- [The request]:
Copy out every record below, word for word.

- [Working data]:
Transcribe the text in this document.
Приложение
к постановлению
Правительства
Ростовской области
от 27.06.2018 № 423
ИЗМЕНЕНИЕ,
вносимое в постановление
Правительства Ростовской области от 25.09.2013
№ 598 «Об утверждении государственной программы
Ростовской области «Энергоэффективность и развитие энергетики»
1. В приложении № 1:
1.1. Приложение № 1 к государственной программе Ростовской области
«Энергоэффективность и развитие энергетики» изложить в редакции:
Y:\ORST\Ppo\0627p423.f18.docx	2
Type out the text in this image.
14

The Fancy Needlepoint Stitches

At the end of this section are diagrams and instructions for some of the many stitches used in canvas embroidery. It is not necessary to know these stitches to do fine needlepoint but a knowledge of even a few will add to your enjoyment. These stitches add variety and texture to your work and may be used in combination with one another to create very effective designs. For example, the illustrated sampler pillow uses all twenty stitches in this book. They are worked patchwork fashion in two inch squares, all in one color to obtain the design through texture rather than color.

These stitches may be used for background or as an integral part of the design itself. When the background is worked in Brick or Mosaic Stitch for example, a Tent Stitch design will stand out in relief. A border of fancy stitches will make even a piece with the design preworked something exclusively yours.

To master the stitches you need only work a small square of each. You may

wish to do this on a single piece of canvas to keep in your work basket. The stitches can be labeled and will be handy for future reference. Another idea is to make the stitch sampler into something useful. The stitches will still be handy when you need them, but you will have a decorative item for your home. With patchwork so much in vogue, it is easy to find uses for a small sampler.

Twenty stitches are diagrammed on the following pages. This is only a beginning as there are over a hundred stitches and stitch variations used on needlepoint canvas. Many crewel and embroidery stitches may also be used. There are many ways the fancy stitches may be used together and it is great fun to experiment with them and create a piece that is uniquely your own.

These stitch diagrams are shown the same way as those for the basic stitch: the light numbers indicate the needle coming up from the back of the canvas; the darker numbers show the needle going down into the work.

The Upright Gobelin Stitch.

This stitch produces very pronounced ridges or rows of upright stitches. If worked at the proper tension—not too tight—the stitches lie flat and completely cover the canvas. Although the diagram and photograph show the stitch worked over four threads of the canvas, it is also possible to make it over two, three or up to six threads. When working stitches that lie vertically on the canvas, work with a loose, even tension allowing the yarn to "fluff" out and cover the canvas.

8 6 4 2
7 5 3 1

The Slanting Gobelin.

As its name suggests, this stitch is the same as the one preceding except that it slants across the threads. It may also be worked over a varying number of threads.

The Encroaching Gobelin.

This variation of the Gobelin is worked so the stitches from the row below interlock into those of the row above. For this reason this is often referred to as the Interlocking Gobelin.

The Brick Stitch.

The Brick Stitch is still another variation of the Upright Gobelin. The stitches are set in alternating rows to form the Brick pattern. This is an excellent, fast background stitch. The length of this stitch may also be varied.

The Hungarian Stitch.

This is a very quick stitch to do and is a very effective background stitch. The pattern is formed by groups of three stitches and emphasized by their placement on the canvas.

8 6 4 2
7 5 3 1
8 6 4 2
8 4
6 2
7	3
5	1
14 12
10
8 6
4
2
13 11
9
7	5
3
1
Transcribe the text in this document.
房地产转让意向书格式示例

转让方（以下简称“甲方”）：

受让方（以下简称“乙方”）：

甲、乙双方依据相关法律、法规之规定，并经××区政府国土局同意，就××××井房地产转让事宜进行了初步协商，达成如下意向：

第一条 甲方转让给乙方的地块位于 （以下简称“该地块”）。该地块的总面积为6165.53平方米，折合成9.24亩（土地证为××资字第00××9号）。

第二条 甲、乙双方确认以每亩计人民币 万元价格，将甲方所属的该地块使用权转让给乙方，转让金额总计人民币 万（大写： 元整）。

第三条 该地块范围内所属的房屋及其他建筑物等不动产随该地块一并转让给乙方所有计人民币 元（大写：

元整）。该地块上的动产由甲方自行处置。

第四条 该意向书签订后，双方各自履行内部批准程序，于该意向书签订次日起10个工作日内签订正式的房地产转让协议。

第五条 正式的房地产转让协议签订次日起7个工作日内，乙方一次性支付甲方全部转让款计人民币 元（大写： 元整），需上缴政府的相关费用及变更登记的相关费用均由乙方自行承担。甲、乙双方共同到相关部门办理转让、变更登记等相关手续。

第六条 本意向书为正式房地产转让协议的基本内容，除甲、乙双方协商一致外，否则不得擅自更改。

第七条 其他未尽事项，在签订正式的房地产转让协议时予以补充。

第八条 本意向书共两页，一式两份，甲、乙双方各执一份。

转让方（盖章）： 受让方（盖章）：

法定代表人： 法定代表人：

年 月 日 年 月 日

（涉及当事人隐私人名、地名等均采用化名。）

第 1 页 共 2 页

- [Exercise response]:
Transcribe the text in this document.
Приложение
к постановлению
Правительства
Ростовской области
от 27.06.2018 № 423
ИЗМЕНЕНИЕ,
вносимое в постановление
Правительства Ростовской области от 25.09.2013
№ 598 «Об утверждении государственной программы
Ростовской области «Энергоэффективность и развитие энергетики»
1. В приложении № 1:
1.1. Приложение № 1 к государственной программе Ростовской области
«Энергоэффективность и развитие энергетики» изложить в редакции:
Y:\ORST\Ppo\0627p423.f18.docx	2
Type out the text in this image.
14

The Fancy Needlepoint Stitches

At the end of this section are diagrams and instructions for some of the many stitches used in canvas embroidery. It is not necessary to know these stitches to do fine needlepoint but a knowledge of even a few will add to your enjoyment. These stitches add variety and texture to your work and may be used in combination with one another to create very effective designs. For example, the illustrated sampler pillow uses all twenty stitches in this book. They are worked patchwork fashion in two inch squares, all in one color to obtain the design through texture rather than color.

These stitches may be used for background or as an integral part of the design itself. When the background is worked in Brick or Mosaic Stitch for example, a Tent Stitch design will stand out in relief. A border of fancy stitches will make even a piece with the design preworked something exclusively yours.

To master the stitches you need only work a small square of each. You may

wish to do this on a single piece of canvas to keep in your work basket. The stitches can be labeled and will be handy for future reference. Another idea is to make the stitch sampler into something useful. The stitches will still be handy when you need them, but you will have a decorative item for your home. With patchwork so much in vogue, it is easy to find uses for a small sampler.

Twenty stitches are diagrammed on the following pages. This is only a beginning as there are over a hundred stitches and stitch variations used on needlepoint canvas. Many crewel and embroidery stitches may also be used. There are many ways the fancy stitches may be used together and it is great fun to experiment with them and create a piece that is uniquely your own.

These stitch diagrams are shown the same way as those for the basic stitch: the light numbers indicate the needle coming up from the back of the canvas; the darker numbers show the needle going down into the work.

The Upright Gobelin Stitch.

This stitch produces very pronounced ridges or rows of upright stitches. If worked at the proper tension—not too tight—the stitches lie flat and completely cover the canvas. Although the diagram and photograph show the stitch worked over four threads of the canvas, it is also possible to make it over two, three or up to six threads. When working stitches that lie vertically on the canvas, work with a loose, even tension allowing the yarn to "fluff" out and cover the canvas.

8 6 4 2
7 5 3 1

The Slanting Gobelin.

As its name suggests, this stitch is the same as the one preceding except that it slants across the threads. It may also be worked over a varying number of threads.

The Encroaching Gobelin.

This variation of the Gobelin is worked so the stitches from the row below interlock into those of the row above. For this reason this is often referred to as the Interlocking Gobelin.

The Brick Stitch.

The Brick Stitch is still another variation of the Upright Gobelin. The stitches are set in alternating rows to form the Brick pattern. This is an excellent, fast background stitch. The length of this stitch may also be varied.

The Hungarian Stitch.

This is a very quick stitch to do and is a very effective background stitch. The pattern is formed by groups of three stitches and emphasized by their placement on the canvas.

8 6 4 2
7 5 3 1
8 6 4 2
8 4
6 2
7	3
5	1
14 12
10
8 6
4
2
13 11
9
7	5
3
1
Transcribe the text in this document.
房地产转让意向书格式示例

转让方（以下简称“甲方”）：

受让方（以下简称“乙方”）：

甲、乙双方依据相关法律、法规之规定，并经××区政府国土局同意，就××××井房地产转让事宜进行了初步协商，达成如下意向：

第一条 甲方转让给乙方的地块位于 （以下简称“该地块”）。该地块的总面积为6165.53平方米，折合成9.24亩（土地证为××资字第00××9号）。

第二条 甲、乙双方确认以每亩计人民币 万元价格，将甲方所属的该地块使用权转让给乙方，转让金额总计人民币 万（大写： 元整）。

第三条 该地块范围内所属的房屋及其他建筑物等不动产随该地块一并转让给乙方所有计人民币 元（大写：

元整）。该地块上的动产由甲方自行处置。

第四条 该意向书签订后，双方各自履行内部批准程序，于该意向书签订次日起10个工作日内签订正式的房地产转让协议。

第五条 正式的房地产转让协议签订次日起7个工作日内，乙方一次性支付甲方全部转让款计人民币 元（大写： 元整），需上缴政府的相关费用及变更登记的相关费用均由乙方自行承担。甲、乙双方共同到相关部门办理转让、变更登记等相关手续。

第六条 本意向书为正式房地产转让协议的基本内容，除甲、乙双方协商一致外，否则不得擅自更改。

第七条 其他未尽事项，在签订正式的房地产转让协议时予以补充。

第八条 本意向书共两页，一式两份，甲、乙双方各执一份。

转让方（盖章）： 受让方（盖章）：

法定代表人： 法定代表人：

年 月 日 年 月 日

（涉及当事人隐私人名、地名等均采用化名。）

第 1 页 共 2 页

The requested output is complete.